— Begin —

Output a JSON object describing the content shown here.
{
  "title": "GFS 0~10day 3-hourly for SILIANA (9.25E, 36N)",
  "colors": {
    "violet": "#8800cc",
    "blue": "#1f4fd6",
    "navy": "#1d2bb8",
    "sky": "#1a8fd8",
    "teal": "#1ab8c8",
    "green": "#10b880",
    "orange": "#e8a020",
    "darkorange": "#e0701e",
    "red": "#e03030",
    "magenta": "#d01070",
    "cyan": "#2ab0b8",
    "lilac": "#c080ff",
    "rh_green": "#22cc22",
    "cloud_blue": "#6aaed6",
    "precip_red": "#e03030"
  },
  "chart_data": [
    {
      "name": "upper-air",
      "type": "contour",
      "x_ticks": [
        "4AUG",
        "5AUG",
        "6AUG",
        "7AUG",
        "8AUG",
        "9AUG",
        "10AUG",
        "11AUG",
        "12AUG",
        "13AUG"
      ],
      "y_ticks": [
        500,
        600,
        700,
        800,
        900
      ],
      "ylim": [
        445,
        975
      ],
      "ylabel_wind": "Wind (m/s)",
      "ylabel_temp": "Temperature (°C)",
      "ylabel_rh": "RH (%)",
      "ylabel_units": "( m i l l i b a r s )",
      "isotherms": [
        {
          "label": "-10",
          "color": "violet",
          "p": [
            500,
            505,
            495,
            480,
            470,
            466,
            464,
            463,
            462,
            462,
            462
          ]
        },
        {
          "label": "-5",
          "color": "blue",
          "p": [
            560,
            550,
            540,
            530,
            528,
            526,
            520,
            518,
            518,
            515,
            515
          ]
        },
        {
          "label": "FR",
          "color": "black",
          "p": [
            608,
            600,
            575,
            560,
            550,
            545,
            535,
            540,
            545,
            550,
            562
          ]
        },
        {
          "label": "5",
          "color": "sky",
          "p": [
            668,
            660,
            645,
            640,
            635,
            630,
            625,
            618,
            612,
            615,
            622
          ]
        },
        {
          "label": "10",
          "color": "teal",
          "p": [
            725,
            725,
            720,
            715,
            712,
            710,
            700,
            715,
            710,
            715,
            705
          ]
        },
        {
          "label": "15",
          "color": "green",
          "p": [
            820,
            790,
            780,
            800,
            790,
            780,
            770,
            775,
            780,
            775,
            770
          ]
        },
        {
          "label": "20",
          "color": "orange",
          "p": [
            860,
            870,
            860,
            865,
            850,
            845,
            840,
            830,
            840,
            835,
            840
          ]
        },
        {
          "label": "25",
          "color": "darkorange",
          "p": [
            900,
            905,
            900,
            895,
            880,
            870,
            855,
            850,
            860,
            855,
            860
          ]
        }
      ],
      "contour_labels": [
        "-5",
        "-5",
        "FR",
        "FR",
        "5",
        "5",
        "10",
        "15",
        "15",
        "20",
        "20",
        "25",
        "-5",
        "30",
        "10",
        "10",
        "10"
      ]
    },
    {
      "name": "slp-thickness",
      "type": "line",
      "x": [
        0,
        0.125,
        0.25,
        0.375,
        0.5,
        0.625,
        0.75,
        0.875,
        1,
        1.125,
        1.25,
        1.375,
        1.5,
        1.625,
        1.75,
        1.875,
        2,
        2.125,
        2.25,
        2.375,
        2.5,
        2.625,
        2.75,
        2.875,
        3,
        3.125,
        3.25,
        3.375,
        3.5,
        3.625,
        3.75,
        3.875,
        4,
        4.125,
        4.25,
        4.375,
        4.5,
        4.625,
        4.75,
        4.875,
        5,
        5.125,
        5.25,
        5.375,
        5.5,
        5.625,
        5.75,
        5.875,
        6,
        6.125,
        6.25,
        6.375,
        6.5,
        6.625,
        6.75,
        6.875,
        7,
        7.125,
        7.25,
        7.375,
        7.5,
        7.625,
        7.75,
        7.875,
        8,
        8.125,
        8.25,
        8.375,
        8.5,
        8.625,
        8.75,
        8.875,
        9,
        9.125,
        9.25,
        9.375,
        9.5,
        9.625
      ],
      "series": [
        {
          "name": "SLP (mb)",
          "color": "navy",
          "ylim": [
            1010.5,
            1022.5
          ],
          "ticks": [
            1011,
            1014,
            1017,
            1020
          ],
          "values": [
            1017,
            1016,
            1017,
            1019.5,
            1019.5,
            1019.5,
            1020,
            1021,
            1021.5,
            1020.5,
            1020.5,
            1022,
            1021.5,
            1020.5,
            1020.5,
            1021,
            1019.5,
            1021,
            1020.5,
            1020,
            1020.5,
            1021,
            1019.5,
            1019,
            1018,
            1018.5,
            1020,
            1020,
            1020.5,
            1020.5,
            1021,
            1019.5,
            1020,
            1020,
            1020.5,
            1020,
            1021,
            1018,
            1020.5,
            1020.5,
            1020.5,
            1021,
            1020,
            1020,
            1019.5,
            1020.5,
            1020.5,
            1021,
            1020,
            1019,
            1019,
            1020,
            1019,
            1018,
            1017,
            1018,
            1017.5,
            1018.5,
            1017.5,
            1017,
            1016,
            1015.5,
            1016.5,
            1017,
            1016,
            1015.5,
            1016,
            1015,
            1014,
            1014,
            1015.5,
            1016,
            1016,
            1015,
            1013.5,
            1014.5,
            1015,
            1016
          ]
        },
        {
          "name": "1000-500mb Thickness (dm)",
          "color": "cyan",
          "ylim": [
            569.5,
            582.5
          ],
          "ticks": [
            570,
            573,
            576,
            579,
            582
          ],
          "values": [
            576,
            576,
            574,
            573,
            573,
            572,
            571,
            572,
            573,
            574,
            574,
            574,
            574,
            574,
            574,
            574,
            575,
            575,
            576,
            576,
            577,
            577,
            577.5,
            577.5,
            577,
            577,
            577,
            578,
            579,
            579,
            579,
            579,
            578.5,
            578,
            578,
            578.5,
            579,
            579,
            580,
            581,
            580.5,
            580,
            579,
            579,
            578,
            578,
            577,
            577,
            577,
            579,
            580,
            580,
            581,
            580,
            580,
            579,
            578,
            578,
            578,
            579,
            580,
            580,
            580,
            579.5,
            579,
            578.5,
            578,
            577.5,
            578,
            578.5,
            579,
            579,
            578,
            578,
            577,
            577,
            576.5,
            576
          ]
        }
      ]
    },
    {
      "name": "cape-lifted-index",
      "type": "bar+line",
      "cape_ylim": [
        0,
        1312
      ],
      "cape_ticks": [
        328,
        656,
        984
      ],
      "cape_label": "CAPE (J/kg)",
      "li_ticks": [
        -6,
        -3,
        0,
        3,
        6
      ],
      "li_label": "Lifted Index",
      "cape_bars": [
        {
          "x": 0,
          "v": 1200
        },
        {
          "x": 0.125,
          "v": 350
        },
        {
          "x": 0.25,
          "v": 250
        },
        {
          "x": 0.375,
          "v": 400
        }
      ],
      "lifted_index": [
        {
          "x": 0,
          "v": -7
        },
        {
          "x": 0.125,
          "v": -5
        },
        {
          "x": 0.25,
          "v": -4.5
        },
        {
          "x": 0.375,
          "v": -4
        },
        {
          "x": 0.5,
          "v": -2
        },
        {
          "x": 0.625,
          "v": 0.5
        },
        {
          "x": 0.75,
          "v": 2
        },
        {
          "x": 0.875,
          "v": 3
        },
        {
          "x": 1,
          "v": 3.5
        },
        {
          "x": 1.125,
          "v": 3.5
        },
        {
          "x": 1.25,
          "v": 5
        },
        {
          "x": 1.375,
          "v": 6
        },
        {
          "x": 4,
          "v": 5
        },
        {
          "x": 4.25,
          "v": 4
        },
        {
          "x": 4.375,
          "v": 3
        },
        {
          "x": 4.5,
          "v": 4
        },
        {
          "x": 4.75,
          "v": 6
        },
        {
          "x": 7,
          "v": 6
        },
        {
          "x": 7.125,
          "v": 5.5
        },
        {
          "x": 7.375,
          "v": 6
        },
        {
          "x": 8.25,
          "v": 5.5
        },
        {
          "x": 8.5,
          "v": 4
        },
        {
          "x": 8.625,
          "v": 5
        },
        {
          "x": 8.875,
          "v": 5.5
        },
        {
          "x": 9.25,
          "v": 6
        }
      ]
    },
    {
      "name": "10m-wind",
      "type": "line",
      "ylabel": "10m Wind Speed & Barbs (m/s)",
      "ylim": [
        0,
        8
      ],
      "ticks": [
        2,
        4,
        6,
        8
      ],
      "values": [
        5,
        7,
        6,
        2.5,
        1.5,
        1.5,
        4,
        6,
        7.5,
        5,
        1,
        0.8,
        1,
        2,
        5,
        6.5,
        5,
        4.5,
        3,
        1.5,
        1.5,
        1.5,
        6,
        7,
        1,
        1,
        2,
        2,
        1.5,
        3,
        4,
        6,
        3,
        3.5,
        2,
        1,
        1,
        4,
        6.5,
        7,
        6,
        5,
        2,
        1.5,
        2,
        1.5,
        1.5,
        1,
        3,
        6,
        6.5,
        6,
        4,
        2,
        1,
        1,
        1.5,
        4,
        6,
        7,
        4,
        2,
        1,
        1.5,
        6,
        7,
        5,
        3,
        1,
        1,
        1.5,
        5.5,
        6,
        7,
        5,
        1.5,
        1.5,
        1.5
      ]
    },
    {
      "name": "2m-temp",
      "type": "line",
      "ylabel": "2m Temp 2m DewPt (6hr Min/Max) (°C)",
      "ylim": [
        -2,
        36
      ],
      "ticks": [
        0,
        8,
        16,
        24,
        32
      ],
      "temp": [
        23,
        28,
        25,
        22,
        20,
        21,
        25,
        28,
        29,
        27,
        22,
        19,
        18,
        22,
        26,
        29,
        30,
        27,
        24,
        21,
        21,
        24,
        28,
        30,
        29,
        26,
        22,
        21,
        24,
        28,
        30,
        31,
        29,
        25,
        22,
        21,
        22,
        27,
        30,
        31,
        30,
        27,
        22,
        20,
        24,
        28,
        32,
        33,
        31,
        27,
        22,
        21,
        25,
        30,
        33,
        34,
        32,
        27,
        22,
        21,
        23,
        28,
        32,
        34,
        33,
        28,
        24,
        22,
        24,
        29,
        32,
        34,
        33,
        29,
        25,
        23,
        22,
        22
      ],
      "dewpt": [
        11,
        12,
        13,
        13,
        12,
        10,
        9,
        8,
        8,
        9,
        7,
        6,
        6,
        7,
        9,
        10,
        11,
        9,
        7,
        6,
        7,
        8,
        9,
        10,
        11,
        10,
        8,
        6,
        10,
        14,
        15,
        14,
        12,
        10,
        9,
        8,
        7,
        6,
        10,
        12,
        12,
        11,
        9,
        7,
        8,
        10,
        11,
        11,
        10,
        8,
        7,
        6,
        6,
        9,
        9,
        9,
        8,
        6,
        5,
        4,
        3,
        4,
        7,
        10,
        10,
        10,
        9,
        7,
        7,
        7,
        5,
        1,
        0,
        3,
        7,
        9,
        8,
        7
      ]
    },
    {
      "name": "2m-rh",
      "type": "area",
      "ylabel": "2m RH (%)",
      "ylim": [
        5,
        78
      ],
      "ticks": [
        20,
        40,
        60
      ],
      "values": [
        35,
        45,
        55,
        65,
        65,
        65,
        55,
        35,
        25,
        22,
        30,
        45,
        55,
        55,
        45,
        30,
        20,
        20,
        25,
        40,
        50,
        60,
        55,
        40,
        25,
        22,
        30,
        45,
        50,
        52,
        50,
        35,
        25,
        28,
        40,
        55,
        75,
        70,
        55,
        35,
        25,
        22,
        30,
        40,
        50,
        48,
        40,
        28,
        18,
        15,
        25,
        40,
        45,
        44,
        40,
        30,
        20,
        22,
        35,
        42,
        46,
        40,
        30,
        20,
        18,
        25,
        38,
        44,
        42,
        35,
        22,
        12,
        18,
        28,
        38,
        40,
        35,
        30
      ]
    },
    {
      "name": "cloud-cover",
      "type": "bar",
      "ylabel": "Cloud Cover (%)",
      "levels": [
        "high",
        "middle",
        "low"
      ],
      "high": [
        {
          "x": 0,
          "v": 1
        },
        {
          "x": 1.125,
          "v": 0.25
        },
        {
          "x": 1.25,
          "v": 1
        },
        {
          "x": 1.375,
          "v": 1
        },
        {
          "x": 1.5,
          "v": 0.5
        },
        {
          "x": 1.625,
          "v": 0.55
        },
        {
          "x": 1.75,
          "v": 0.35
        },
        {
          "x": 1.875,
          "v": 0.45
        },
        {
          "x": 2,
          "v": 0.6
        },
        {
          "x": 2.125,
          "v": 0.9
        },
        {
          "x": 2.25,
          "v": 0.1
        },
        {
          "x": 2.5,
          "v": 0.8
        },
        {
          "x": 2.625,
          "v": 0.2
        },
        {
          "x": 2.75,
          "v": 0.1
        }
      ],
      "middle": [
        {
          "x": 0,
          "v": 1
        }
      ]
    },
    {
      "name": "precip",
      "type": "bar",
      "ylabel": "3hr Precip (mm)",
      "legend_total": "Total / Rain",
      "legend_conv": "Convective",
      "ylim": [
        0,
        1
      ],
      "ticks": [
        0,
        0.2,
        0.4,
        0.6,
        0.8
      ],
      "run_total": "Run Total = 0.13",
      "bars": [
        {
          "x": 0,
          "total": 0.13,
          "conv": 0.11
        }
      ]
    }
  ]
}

— End —

▸ GOAL: Of the lines above, how many hold the word "darkorange"? Say the number alone.

▸ FINAL RESULT: 2